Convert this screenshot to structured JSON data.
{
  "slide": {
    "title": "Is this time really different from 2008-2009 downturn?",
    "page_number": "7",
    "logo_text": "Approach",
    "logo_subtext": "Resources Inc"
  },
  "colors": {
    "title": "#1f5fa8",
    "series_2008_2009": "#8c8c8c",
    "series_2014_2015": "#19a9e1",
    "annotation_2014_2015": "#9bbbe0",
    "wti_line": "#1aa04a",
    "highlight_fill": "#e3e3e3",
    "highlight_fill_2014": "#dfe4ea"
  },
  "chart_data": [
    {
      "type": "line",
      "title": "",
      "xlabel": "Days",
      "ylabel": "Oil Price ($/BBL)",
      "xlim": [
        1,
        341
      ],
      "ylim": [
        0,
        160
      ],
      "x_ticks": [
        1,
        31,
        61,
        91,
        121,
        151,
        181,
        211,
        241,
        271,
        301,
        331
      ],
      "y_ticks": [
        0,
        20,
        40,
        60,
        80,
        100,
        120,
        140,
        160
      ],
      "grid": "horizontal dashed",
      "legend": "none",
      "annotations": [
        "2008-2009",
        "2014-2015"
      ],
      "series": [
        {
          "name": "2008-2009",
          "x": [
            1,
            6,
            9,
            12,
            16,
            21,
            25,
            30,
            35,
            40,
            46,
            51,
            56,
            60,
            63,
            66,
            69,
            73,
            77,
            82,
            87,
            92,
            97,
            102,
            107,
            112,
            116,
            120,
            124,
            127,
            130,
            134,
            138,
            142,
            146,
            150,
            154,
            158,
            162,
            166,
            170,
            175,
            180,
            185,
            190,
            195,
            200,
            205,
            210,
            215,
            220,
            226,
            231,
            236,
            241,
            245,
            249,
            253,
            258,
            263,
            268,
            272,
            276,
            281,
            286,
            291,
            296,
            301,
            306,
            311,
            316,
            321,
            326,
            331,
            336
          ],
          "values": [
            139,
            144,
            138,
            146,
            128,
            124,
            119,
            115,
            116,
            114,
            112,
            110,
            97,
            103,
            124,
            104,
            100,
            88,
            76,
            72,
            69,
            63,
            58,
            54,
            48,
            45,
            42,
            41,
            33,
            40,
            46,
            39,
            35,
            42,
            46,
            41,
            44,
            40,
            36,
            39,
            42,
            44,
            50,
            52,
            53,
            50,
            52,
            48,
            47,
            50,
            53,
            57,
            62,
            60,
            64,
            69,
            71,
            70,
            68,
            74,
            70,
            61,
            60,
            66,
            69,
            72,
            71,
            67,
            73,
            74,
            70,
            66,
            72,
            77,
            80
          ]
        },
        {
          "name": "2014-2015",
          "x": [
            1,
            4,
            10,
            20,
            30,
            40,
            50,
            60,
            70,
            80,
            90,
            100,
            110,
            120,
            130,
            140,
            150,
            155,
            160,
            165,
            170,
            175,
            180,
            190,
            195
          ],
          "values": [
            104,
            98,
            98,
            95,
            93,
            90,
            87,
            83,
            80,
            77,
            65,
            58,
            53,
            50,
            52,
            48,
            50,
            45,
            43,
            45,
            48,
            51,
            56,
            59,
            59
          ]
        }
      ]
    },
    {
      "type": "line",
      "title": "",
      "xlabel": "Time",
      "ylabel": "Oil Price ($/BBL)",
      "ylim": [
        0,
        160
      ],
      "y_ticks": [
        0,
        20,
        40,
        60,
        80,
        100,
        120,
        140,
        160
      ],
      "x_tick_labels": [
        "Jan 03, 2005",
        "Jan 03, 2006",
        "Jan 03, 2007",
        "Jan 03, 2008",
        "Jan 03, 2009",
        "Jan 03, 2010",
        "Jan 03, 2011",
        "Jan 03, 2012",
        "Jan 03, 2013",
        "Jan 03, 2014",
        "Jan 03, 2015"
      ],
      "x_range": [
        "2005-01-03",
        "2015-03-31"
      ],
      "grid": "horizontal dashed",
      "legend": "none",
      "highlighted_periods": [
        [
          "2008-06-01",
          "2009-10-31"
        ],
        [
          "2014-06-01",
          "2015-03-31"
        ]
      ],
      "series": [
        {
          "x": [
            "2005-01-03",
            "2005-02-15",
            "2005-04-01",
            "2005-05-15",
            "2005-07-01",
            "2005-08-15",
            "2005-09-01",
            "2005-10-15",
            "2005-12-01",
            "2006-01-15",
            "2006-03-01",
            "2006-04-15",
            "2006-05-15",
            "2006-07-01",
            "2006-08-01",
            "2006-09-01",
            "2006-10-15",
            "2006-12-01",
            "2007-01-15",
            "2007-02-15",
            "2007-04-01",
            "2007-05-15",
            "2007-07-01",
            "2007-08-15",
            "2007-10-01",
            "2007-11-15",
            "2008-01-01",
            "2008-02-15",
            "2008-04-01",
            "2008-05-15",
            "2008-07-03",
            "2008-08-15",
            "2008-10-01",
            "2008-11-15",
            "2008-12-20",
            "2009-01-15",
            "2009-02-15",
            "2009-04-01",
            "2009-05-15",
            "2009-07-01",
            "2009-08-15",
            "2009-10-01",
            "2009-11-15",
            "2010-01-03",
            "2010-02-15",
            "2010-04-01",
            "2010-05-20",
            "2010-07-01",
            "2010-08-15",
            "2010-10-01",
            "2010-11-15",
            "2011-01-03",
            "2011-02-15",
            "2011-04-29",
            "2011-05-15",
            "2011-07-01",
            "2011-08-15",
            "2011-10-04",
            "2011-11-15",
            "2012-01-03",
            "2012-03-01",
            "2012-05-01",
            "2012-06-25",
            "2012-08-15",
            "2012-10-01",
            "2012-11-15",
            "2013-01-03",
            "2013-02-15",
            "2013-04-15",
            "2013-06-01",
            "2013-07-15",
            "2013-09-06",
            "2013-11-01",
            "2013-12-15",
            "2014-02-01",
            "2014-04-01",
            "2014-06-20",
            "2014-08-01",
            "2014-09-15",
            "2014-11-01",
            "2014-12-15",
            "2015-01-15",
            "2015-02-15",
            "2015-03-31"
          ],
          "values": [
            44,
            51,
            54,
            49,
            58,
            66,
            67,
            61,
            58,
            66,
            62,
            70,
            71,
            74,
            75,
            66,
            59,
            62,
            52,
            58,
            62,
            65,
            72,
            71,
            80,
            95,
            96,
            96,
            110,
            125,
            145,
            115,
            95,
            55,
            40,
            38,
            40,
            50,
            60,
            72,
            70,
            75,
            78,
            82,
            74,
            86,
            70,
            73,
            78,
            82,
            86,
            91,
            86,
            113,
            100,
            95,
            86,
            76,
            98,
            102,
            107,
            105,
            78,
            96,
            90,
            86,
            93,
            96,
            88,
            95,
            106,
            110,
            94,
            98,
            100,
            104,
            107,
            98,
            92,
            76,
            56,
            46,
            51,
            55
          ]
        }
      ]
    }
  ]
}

* **SHORT TASK**: Type out the whole listing above again, exactly as it stands.

* **TASK ANSWER**:
Convert this screenshot to structured JSON data.
{
  "slide": {
    "title": "Is this time really different from 2008-2009 downturn?",
    "page_number": "7",
    "logo_text": "Approach",
    "logo_subtext": "Resources Inc"
  },
  "colors": {
    "title": "#1f5fa8",
    "series_2008_2009": "#8c8c8c",
    "series_2014_2015": "#19a9e1",
    "annotation_2014_2015": "#9bbbe0",
    "wti_line": "#1aa04a",
    "highlight_fill": "#e3e3e3",
    "highlight_fill_2014": "#dfe4ea"
  },
  "chart_data": [
    {
      "type": "line",
      "title": "",
      "xlabel": "Days",
      "ylabel": "Oil Price ($/BBL)",
      "xlim": [
        1,
        341
      ],
      "ylim": [
        0,
        160
      ],
      "x_ticks": [
        1,
        31,
        61,
        91,
        121,
        151,
        181,
        211,
        241,
        271,
        301,
        331
      ],
      "y_ticks": [
        0,
        20,
        40,
        60,
        80,
        100,
        120,
        140,
        160
      ],
      "grid": "horizontal dashed",
      "legend": "none",
      "annotations": [
        "2008-2009",
        "2014-2015"
      ],
      "series": [
        {
          "name": "2008-2009",
          "x": [
            1,
            6,
            9,
            12,
            16,
            21,
            25,
            30,
            35,
            40,
            46,
            51,
            56,
            60,
            63,
            66,
            69,
            73,
            77,
            82,
            87,
            92,
            97,
            102,
            107,
            112,
            116,
            120,
            124,
            127,
            130,
            134,
            138,
            142,
            146,
            150,
            154,
            158,
            162,
            166,
            170,
            175,
            180,
            185,
            190,
            195,
            200,
            205,
            210,
            215,
            220,
            226,
            231,
            236,
            241,
            245,
            249,
            253,
            258,
            263,
            268,
            272,
            276,
            281,
            286,
            291,
            296,
            301,
            306,
            311,
            316,
            321,
            326,
            331,
            336
          ],
          "values": [
            139,
            144,
            138,
            146,
            128,
            124,
            119,
            115,
            116,
            114,
            112,
            110,
            97,
            103,
            124,
            104,
            100,
            88,
            76,
            72,
            69,
            63,
            58,
            54,
            48,
            45,
            42,
            41,
            33,
            40,
            46,
            39,
            35,
            42,
            46,
            41,
            44,
            40,
            36,
            39,
            42,
            44,
            50,
            52,
            53,
            50,
            52,
            48,
            47,
            50,
            53,
            57,
            62,
            60,
            64,
            69,
            71,
            70,
            68,
            74,
            70,
            61,
            60,
            66,
            69,
            72,
            71,
            67,
            73,
            74,
            70,
            66,
            72,
            77,
            80
          ]
        },
        {
          "name": "2014-2015",
          "x": [
            1,
            4,
            10,
            20,
            30,
            40,
            50,
            60,
            70,
            80,
            90,
            100,
            110,
            120,
            130,
            140,
            150,
            155,
            160,
            165,
            170,
            175,
            180,
            190,
            195
          ],
          "values": [
            104,
            98,
            98,
            95,
            93,
            90,
            87,
            83,
            80,
            77,
            65,
            58,
            53,
            50,
            52,
            48,
            50,
            45,
            43,
            45,
            48,
            51,
            56,
            59,
            59
          ]
        }
      ]
    },
    {
      "type": "line",
      "title": "",
      "xlabel": "Time",
      "ylabel": "Oil Price ($/BBL)",
      "ylim": [
        0,
        160
      ],
      "y_ticks": [
        0,
        20,
        40,
        60,
        80,
        100,
        120,
        140,
        160
      ],
      "x_tick_labels": [
        "Jan 03, 2005",
        "Jan 03, 2006",
        "Jan 03, 2007",
        "Jan 03, 2008",
        "Jan 03, 2009",
        "Jan 03, 2010",
        "Jan 03, 2011",
        "Jan 03, 2012",
        "Jan 03, 2013",
        "Jan 03, 2014",
        "Jan 03, 2015"
      ],
      "x_range": [
        "2005-01-03",
        "2015-03-31"
      ],
      "grid": "horizontal dashed",
      "legend": "none",
      "highlighted_periods": [
        [
          "2008-06-01",
          "2009-10-31"
        ],
        [
          "2014-06-01",
          "2015-03-31"
        ]
      ],
      "series": [
        {
          "x": [
            "2005-01-03",
            "2005-02-15",
            "2005-04-01",
            "2005-05-15",
            "2005-07-01",
            "2005-08-15",
            "2005-09-01",
            "2005-10-15",
            "2005-12-01",
            "2006-01-15",
            "2006-03-01",
            "2006-04-15",
            "2006-05-15",
            "2006-07-01",
            "2006-08-01",
            "2006-09-01",
            "2006-10-15",
            "2006-12-01",
            "2007-01-15",
            "2007-02-15",
            "2007-04-01",
            "2007-05-15",
            "2007-07-01",
            "2007-08-15",
            "2007-10-01",
            "2007-11-15",
            "2008-01-01",
            "2008-02-15",
            "2008-04-01",
            "2008-05-15",
            "2008-07-03",
            "2008-08-15",
            "2008-10-01",
            "2008-11-15",
            "2008-12-20",
            "2009-01-15",
            "2009-02-15",
            "2009-04-01",
            "2009-05-15",
            "2009-07-01",
            "2009-08-15",
            "2009-10-01",
            "2009-11-15",
            "2010-01-03",
            "2010-02-15",
            "2010-04-01",
            "2010-05-20",
            "2010-07-01",
            "2010-08-15",
            "2010-10-01",
            "2010-11-15",
            "2011-01-03",
            "2011-02-15",
            "2011-04-29",
            "2011-05-15",
            "2011-07-01",
            "2011-08-15",
            "2011-10-04",
            "2011-11-15",
            "2012-01-03",
            "2012-03-01",
            "2012-05-01",
            "2012-06-25",
            "2012-08-15",
            "2012-10-01",
            "2012-11-15",
            "2013-01-03",
            "2013-02-15",
            "2013-04-15",
            "2013-06-01",
            "2013-07-15",
            "2013-09-06",
            "2013-11-01",
            "2013-12-15",
            "2014-02-01",
            "2014-04-01",
            "2014-06-20",
            "2014-08-01",
            "2014-09-15",
            "2014-11-01",
            "2014-12-15",
            "2015-01-15",
            "2015-02-15",
            "2015-03-31"
          ],
          "values": [
            44,
            51,
            54,
            49,
            58,
            66,
            67,
            61,
            58,
            66,
            62,
            70,
            71,
            74,
            75,
            66,
            59,
            62,
            52,
            58,
            62,
            65,
            72,
            71,
            80,
            95,
            96,
            96,
            110,
            125,
            145,
            115,
            95,
            55,
            40,
            38,
            40,
            50,
            60,
            72,
            70,
            75,
            78,
            82,
            74,
            86,
            70,
            73,
            78,
            82,
            86,
            91,
            86,
            113,
            100,
            95,
            86,
            76,
            98,
            102,
            107,
            105,
            78,
            96,
            90,
            86,
            93,
            96,
            88,
            95,
            106,
            110,
            94,
            98,
            100,
            104,
            107,
            98,
            92,
            76,
            56,
            46,
            51,
            55
          ]
        }
      ]
    }
  ]
}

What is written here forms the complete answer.